## What you have to do
Retype each line of the material exactly, please, skipping any picture in it.

## Data in this exercise
----------------------------------------
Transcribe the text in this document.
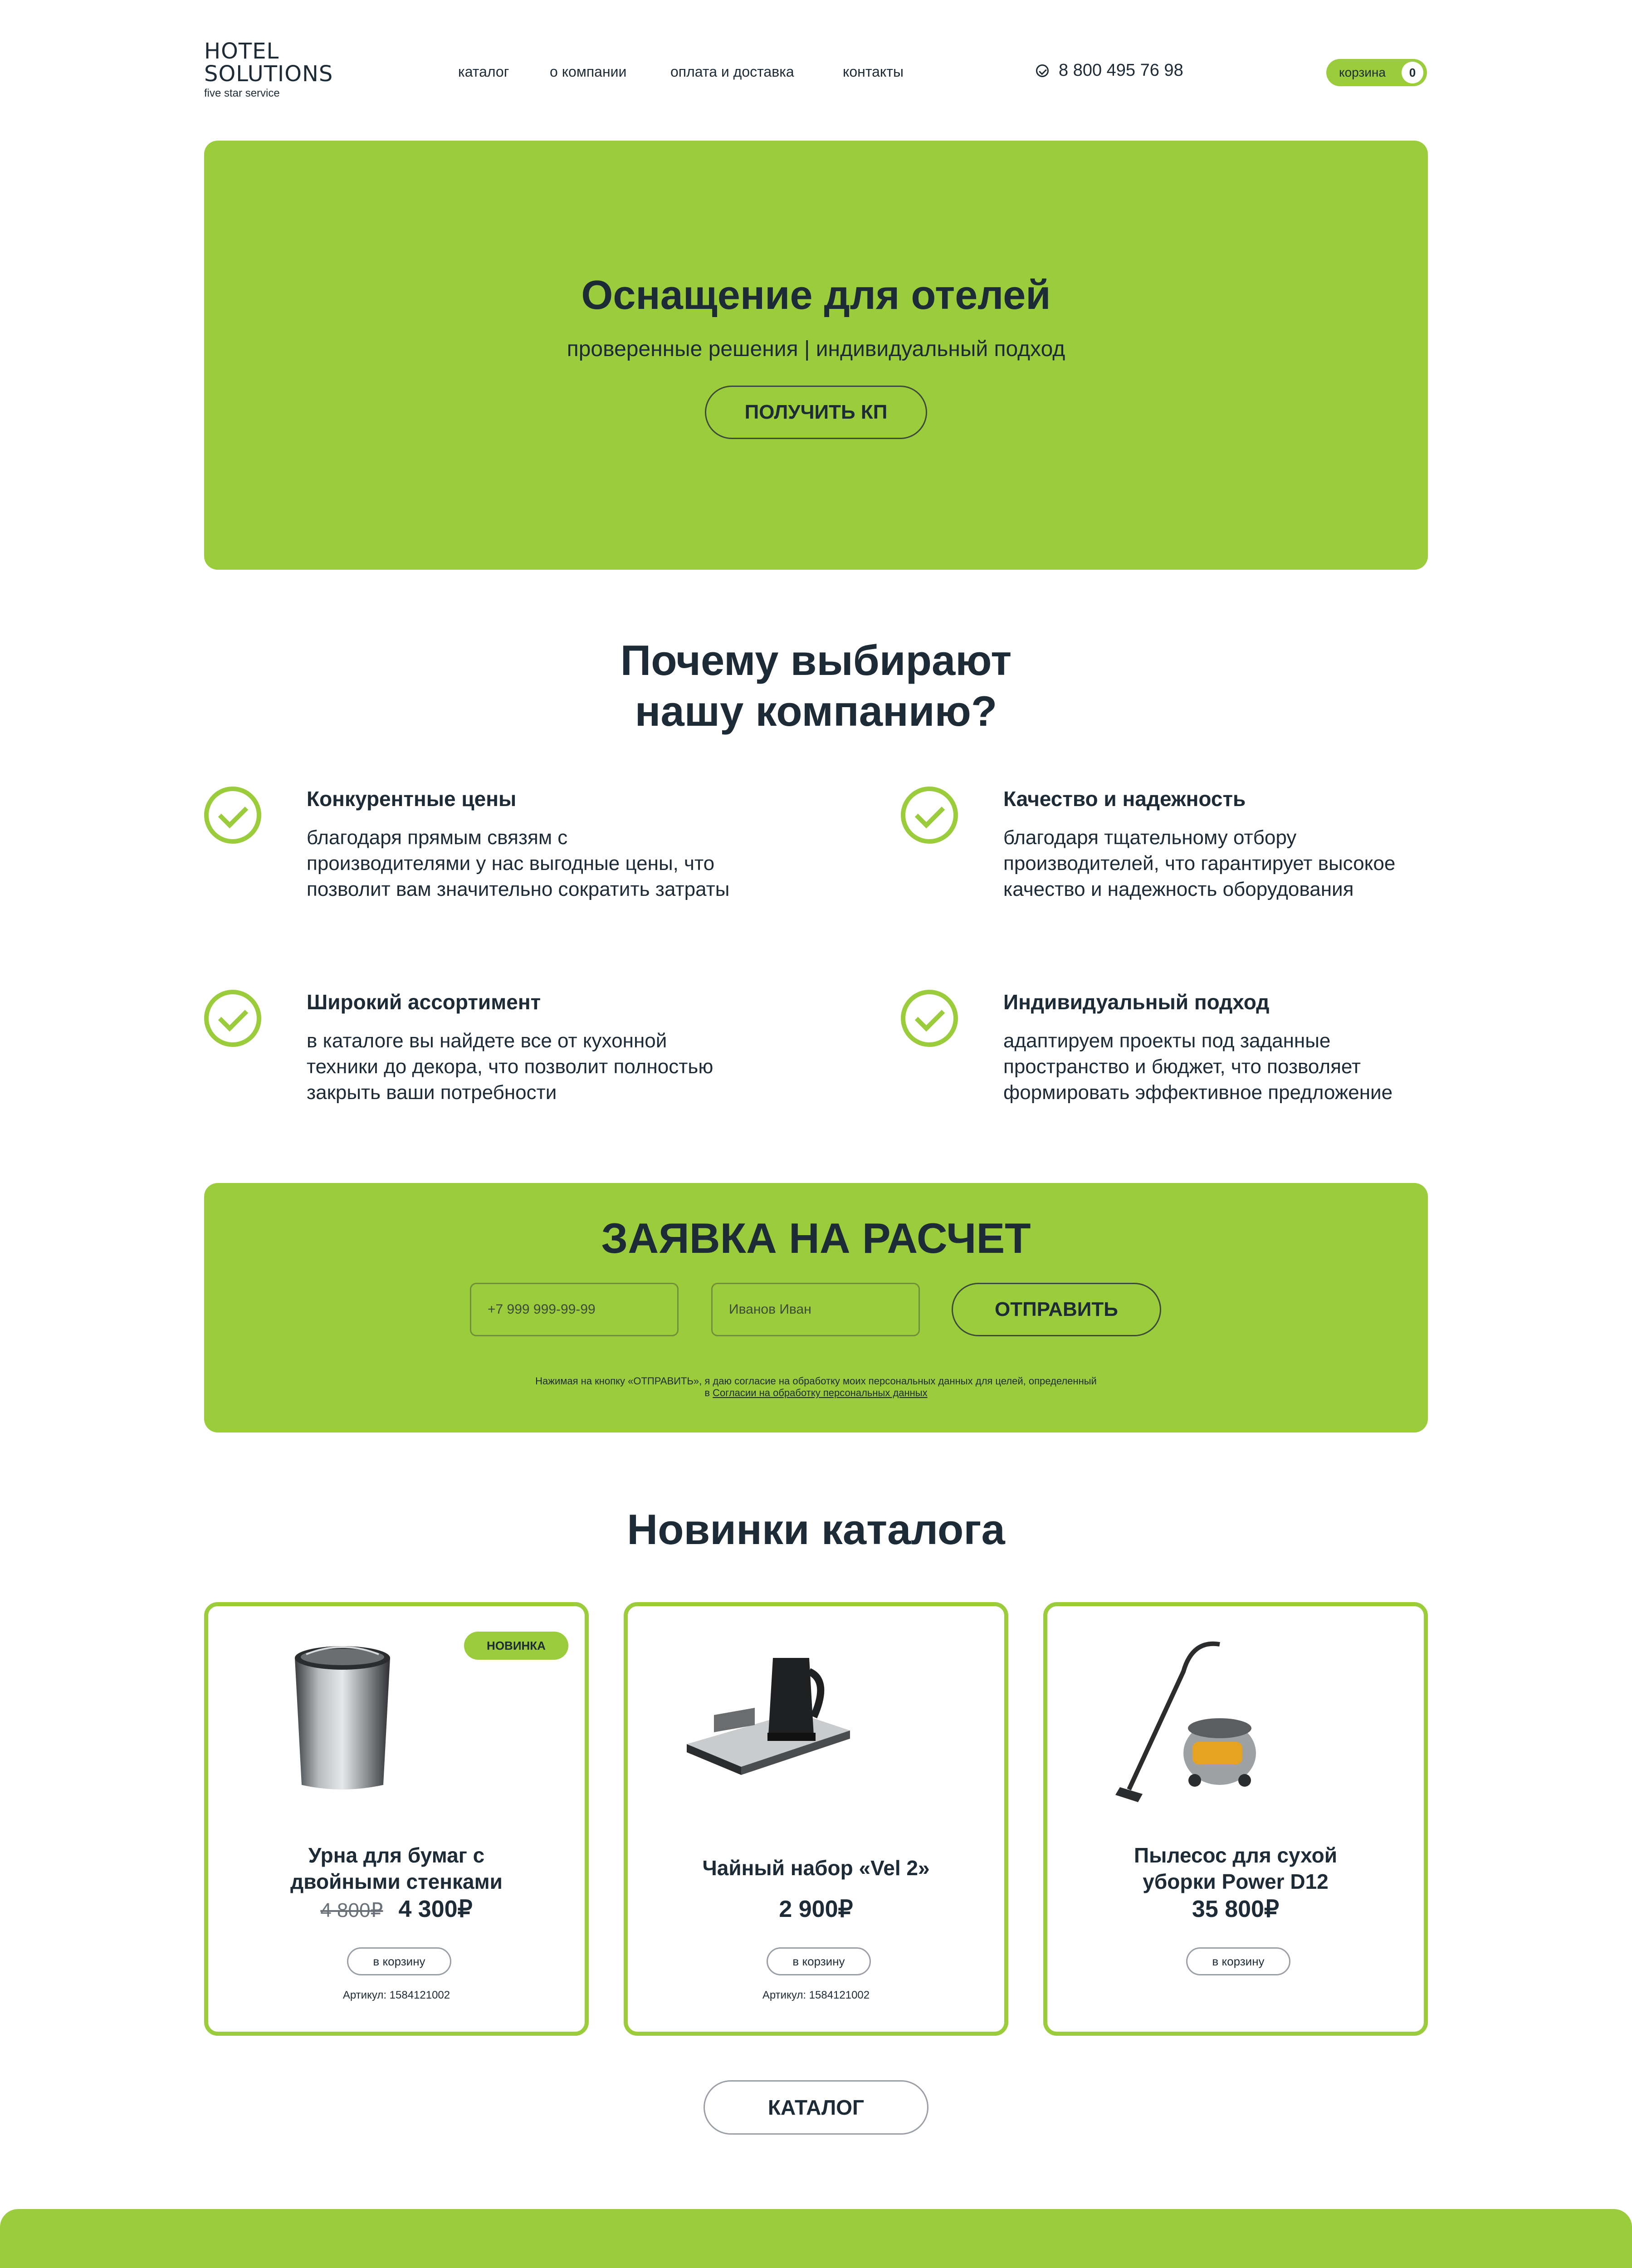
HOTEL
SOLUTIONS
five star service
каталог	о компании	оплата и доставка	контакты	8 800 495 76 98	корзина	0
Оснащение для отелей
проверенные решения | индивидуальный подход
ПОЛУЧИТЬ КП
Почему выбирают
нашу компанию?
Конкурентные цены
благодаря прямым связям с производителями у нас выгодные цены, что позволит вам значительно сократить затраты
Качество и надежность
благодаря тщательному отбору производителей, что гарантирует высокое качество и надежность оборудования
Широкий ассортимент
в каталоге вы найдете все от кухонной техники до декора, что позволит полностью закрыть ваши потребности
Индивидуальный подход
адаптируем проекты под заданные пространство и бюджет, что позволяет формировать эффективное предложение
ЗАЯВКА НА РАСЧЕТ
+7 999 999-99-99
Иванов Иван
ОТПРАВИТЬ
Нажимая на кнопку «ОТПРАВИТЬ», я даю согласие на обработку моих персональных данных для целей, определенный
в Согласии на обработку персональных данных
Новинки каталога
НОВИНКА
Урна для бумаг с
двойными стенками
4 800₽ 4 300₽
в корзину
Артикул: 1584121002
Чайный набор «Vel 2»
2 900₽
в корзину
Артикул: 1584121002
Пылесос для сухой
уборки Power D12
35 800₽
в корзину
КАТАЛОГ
----------------------------------------
## Output of the exercise
Transcribe the text in this document.
HOTEL
SOLUTIONS
five star service
каталог	о компании	оплата и доставка	контакты	8 800 495 76 98	корзина	0
Оснащение для отелей
проверенные решения | индивидуальный подход
ПОЛУЧИТЬ КП
Почему выбирают
нашу компанию?
Конкурентные цены
благодаря прямым связям с производителями у нас выгодные цены, что позволит вам значительно сократить затраты
Качество и надежность
благодаря тщательному отбору производителей, что гарантирует высокое качество и надежность оборудования
Широкий ассортимент
в каталоге вы найдете все от кухонной техники до декора, что позволит полностью закрыть ваши потребности
Индивидуальный подход
адаптируем проекты под заданные пространство и бюджет, что позволяет формировать эффективное предложение
ЗАЯВКА НА РАСЧЕТ
+7 999 999-99-99
Иванов Иван
ОТПРАВИТЬ
Нажимая на кнопку «ОТПРАВИТЬ», я даю согласие на обработку моих персональных данных для целей, определенный
в Согласии на обработку персональных данных
Новинки каталога
НОВИНКА
Урна для бумаг с
двойными стенками
4 800₽ 4 300₽
в корзину
Артикул: 1584121002
Чайный набор «Vel 2»
2 900₽
в корзину
Артикул: 1584121002
Пылесос для сухой
уборки Power D12
35 800₽
в корзину
КАТАЛОГ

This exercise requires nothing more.